• Objective: Output the records exactly. Include every line.

Dataset rows about figures:
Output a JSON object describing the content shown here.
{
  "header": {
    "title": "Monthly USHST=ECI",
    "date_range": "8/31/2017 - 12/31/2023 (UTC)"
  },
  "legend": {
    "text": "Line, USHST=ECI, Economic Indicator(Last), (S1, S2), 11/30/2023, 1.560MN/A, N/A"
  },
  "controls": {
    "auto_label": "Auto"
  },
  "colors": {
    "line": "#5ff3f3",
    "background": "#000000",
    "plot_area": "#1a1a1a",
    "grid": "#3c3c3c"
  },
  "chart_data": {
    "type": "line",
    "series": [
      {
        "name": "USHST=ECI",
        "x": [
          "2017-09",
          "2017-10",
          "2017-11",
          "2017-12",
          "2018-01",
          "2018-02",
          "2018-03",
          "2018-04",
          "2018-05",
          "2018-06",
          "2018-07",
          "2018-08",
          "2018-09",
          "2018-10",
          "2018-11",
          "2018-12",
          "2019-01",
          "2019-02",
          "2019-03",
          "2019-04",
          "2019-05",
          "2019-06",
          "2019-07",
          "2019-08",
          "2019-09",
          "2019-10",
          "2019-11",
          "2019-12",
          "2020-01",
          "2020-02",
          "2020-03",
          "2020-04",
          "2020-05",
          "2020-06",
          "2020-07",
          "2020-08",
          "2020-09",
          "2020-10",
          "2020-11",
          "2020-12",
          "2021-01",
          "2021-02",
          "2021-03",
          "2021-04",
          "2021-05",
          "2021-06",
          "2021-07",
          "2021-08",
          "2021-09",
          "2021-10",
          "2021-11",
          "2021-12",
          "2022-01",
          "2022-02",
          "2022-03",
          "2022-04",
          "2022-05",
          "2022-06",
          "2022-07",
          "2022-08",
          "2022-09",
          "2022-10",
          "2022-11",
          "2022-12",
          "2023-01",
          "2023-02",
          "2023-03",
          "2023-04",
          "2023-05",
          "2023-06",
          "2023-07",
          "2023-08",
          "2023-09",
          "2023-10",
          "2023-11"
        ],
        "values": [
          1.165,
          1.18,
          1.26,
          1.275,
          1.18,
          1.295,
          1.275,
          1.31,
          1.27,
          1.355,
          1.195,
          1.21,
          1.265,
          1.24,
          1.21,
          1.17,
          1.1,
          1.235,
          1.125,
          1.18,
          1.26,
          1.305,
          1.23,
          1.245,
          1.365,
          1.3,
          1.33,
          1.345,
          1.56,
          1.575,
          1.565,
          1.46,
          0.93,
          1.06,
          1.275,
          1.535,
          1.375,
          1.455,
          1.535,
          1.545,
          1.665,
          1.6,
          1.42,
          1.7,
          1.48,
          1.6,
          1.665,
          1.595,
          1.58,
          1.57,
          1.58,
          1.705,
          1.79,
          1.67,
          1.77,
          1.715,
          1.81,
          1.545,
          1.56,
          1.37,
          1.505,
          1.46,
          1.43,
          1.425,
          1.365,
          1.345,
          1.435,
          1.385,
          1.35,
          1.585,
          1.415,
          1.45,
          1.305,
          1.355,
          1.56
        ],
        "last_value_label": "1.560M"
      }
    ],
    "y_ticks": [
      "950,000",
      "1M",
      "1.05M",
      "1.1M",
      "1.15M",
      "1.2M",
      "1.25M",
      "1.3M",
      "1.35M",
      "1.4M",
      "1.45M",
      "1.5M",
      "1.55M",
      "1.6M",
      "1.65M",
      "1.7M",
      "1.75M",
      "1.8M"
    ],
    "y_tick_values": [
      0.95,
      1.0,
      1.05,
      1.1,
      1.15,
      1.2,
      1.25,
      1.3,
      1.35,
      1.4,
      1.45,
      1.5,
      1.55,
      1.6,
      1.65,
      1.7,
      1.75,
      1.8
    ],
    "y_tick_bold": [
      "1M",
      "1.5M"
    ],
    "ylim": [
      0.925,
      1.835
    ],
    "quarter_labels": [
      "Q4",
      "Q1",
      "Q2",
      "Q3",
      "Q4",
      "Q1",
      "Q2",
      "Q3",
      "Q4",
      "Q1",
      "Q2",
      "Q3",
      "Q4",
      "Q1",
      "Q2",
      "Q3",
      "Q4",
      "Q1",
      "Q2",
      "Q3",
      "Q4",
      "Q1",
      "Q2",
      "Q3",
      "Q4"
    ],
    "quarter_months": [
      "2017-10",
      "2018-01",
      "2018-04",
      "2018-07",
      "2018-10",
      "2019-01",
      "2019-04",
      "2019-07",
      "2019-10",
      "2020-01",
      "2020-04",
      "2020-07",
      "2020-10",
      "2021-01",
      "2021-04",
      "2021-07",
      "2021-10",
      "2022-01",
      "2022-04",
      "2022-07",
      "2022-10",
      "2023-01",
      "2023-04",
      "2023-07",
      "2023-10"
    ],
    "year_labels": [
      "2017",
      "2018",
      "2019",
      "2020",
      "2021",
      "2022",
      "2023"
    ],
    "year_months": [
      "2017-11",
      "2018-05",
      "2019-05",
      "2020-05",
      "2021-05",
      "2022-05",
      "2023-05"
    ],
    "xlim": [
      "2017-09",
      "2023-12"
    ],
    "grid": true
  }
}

• Exercise answer:
Output a JSON object describing the content shown here.
{
  "header": {
    "title": "Monthly USHST=ECI",
    "date_range": "8/31/2017 - 12/31/2023 (UTC)"
  },
  "legend": {
    "text": "Line, USHST=ECI, Economic Indicator(Last), (S1, S2), 11/30/2023, 1.560MN/A, N/A"
  },
  "controls": {
    "auto_label": "Auto"
  },
  "colors": {
    "line": "#5ff3f3",
    "background": "#000000",
    "plot_area": "#1a1a1a",
    "grid": "#3c3c3c"
  },
  "chart_data": {
    "type": "line",
    "series": [
      {
        "name": "USHST=ECI",
        "x": [
          "2017-09",
          "2017-10",
          "2017-11",
          "2017-12",
          "2018-01",
          "2018-02",
          "2018-03",
          "2018-04",
          "2018-05",
          "2018-06",
          "2018-07",
          "2018-08",
          "2018-09",
          "2018-10",
          "2018-11",
          "2018-12",
          "2019-01",
          "2019-02",
          "2019-03",
          "2019-04",
          "2019-05",
          "2019-06",
          "2019-07",
          "2019-08",
          "2019-09",
          "2019-10",
          "2019-11",
          "2019-12",
          "2020-01",
          "2020-02",
          "2020-03",
          "2020-04",
          "2020-05",
          "2020-06",
          "2020-07",
          "2020-08",
          "2020-09",
          "2020-10",
          "2020-11",
          "2020-12",
          "2021-01",
          "2021-02",
          "2021-03",
          "2021-04",
          "2021-05",
          "2021-06",
          "2021-07",
          "2021-08",
          "2021-09",
          "2021-10",
          "2021-11",
          "2021-12",
          "2022-01",
          "2022-02",
          "2022-03",
          "2022-04",
          "2022-05",
          "2022-06",
          "2022-07",
          "2022-08",
          "2022-09",
          "2022-10",
          "2022-11",
          "2022-12",
          "2023-01",
          "2023-02",
          "2023-03",
          "2023-04",
          "2023-05",
          "2023-06",
          "2023-07",
          "2023-08",
          "2023-09",
          "2023-10",
          "2023-11"
        ],
        "values": [
          1.165,
          1.18,
          1.26,
          1.275,
          1.18,
          1.295,
          1.275,
          1.31,
          1.27,
          1.355,
          1.195,
          1.21,
          1.265,
          1.24,
          1.21,
          1.17,
          1.1,
          1.235,
          1.125,
          1.18,
          1.26,
          1.305,
          1.23,
          1.245,
          1.365,
          1.3,
          1.33,
          1.345,
          1.56,
          1.575,
          1.565,
          1.46,
          0.93,
          1.06,
          1.275,
          1.535,
          1.375,
          1.455,
          1.535,
          1.545,
          1.665,
          1.6,
          1.42,
          1.7,
          1.48,
          1.6,
          1.665,
          1.595,
          1.58,
          1.57,
          1.58,
          1.705,
          1.79,
          1.67,
          1.77,
          1.715,
          1.81,
          1.545,
          1.56,
          1.37,
          1.505,
          1.46,
          1.43,
          1.425,
          1.365,
          1.345,
          1.435,
          1.385,
          1.35,
          1.585,
          1.415,
          1.45,
          1.305,
          1.355,
          1.56
        ],
        "last_value_label": "1.560M"
      }
    ],
    "y_ticks": [
      "950,000",
      "1M",
      "1.05M",
      "1.1M",
      "1.15M",
      "1.2M",
      "1.25M",
      "1.3M",
      "1.35M",
      "1.4M",
      "1.45M",
      "1.5M",
      "1.55M",
      "1.6M",
      "1.65M",
      "1.7M",
      "1.75M",
      "1.8M"
    ],
    "y_tick_values": [
      0.95,
      1.0,
      1.05,
      1.1,
      1.15,
      1.2,
      1.25,
      1.3,
      1.35,
      1.4,
      1.45,
      1.5,
      1.55,
      1.6,
      1.65,
      1.7,
      1.75,
      1.8
    ],
    "y_tick_bold": [
      "1M",
      "1.5M"
    ],
    "ylim": [
      0.925,
      1.835
    ],
    "quarter_labels": [
      "Q4",
      "Q1",
      "Q2",
      "Q3",
      "Q4",
      "Q1",
      "Q2",
      "Q3",
      "Q4",
      "Q1",
      "Q2",
      "Q3",
      "Q4",
      "Q1",
      "Q2",
      "Q3",
      "Q4",
      "Q1",
      "Q2",
      "Q3",
      "Q4",
      "Q1",
      "Q2",
      "Q3",
      "Q4"
    ],
    "quarter_months": [
      "2017-10",
      "2018-01",
      "2018-04",
      "2018-07",
      "2018-10",
      "2019-01",
      "2019-04",
      "2019-07",
      "2019-10",
      "2020-01",
      "2020-04",
      "2020-07",
      "2020-10",
      "2021-01",
      "2021-04",
      "2021-07",
      "2021-10",
      "2022-01",
      "2022-04",
      "2022-07",
      "2022-10",
      "2023-01",
      "2023-04",
      "2023-07",
      "2023-10"
    ],
    "year_labels": [
      "2017",
      "2018",
      "2019",
      "2020",
      "2021",
      "2022",
      "2023"
    ],
    "year_months": [
      "2017-11",
      "2018-05",
      "2019-05",
      "2020-05",
      "2021-05",
      "2022-05",
      "2023-05"
    ],
    "xlim": [
      "2017-09",
      "2023-12"
    ],
    "grid": true
  }
}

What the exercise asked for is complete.